• **Provided records**:
################

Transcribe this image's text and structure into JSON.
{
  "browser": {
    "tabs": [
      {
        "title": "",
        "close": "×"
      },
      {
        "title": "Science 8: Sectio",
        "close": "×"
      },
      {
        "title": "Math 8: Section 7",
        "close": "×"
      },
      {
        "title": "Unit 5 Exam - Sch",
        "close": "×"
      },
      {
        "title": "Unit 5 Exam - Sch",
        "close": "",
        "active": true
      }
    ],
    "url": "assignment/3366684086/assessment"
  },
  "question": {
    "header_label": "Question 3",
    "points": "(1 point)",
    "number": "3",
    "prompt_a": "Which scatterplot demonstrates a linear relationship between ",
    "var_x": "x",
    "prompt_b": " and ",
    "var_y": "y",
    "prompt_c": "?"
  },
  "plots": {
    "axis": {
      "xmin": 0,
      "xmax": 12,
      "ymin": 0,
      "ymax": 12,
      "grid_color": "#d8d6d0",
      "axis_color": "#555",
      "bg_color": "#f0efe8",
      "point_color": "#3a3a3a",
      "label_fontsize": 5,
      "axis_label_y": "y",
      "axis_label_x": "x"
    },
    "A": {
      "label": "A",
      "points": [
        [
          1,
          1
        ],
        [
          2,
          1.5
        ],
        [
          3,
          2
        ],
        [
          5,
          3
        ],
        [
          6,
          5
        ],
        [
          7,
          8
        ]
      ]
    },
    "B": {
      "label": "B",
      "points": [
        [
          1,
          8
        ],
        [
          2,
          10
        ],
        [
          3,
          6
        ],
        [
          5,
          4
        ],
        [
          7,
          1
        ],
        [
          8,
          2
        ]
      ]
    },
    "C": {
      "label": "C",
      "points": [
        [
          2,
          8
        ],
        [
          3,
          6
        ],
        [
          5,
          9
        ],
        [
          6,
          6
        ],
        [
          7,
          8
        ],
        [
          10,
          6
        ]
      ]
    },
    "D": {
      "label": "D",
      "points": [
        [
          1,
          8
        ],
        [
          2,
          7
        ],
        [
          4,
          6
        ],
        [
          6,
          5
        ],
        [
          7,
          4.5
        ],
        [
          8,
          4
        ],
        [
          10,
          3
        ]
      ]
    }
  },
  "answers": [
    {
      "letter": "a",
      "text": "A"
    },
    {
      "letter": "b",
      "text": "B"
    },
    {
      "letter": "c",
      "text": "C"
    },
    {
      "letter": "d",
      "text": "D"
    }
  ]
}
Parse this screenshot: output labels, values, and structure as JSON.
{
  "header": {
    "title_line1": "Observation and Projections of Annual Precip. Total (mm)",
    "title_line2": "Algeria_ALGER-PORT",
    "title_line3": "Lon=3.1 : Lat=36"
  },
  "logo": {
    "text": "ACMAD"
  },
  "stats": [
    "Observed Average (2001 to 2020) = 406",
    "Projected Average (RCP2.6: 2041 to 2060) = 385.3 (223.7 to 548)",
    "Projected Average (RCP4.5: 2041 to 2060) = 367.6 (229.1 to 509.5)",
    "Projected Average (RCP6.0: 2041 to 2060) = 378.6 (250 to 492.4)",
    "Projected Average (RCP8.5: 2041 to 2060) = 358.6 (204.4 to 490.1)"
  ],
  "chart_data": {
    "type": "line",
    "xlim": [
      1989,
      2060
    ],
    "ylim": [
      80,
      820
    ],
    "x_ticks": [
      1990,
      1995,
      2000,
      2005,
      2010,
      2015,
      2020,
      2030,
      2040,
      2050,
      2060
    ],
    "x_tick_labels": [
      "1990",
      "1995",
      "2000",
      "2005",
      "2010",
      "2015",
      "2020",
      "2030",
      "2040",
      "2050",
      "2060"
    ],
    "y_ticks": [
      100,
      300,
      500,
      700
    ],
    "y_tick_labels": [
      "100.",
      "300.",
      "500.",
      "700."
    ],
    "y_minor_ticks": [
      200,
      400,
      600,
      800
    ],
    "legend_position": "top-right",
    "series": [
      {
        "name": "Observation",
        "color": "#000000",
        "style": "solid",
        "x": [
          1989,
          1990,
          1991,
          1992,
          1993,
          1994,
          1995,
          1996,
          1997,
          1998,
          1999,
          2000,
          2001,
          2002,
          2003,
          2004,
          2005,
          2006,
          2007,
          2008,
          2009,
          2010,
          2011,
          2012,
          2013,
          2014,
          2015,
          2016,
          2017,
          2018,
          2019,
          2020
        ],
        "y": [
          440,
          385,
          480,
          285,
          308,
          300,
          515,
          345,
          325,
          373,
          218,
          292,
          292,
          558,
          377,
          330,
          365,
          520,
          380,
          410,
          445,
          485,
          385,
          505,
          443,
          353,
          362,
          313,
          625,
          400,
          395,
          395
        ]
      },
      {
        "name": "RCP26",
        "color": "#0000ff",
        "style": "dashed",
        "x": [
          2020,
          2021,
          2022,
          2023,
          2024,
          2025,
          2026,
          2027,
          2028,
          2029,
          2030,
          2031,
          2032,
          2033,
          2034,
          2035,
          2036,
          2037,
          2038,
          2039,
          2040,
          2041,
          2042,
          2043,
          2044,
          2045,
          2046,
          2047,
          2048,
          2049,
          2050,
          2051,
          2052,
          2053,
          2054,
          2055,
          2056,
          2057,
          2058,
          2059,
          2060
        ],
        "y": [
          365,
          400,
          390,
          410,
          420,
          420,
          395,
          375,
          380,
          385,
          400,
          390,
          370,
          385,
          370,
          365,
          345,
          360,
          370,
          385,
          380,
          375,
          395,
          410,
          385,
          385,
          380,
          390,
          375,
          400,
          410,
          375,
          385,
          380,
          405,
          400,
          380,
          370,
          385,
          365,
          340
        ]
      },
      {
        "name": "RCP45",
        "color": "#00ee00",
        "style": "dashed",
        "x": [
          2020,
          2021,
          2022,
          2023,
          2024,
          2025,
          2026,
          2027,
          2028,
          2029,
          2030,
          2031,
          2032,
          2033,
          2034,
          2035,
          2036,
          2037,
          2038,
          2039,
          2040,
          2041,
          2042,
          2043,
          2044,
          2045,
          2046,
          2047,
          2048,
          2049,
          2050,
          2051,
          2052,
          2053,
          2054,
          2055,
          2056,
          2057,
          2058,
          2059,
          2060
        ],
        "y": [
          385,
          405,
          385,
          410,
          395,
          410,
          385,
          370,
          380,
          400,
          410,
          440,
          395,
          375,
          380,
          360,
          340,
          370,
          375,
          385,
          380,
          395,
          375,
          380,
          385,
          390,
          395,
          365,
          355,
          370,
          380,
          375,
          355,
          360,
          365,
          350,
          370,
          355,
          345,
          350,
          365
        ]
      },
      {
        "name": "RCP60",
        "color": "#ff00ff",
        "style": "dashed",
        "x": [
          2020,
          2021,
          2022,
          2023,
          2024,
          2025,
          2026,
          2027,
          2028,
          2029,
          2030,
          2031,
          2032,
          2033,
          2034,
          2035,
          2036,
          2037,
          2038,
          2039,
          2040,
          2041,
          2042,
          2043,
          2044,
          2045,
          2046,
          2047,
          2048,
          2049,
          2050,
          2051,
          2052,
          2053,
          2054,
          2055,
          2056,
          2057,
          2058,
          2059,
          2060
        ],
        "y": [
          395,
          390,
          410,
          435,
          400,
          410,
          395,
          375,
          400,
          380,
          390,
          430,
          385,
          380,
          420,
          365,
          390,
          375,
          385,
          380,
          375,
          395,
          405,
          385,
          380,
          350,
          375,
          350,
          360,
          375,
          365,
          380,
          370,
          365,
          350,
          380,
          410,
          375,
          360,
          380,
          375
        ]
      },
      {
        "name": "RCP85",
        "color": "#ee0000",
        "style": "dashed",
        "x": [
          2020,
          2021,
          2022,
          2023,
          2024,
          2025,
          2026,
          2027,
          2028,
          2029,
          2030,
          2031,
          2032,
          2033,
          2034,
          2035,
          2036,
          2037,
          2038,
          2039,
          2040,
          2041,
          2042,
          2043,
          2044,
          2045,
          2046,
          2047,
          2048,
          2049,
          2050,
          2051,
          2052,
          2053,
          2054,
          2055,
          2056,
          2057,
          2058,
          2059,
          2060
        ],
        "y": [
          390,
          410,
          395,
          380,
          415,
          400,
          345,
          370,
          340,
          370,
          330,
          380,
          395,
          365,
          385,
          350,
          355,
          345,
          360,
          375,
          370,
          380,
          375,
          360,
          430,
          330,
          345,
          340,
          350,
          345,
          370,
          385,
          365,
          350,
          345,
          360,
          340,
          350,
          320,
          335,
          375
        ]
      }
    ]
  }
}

################

• **Written exercise**: Within the data above, pick out all lines holding the word "Observation".

• **Exercise result**:
    "title_line1": "Observation and Projections of Annual Precip. Total (mm)",
        "name": "Observation",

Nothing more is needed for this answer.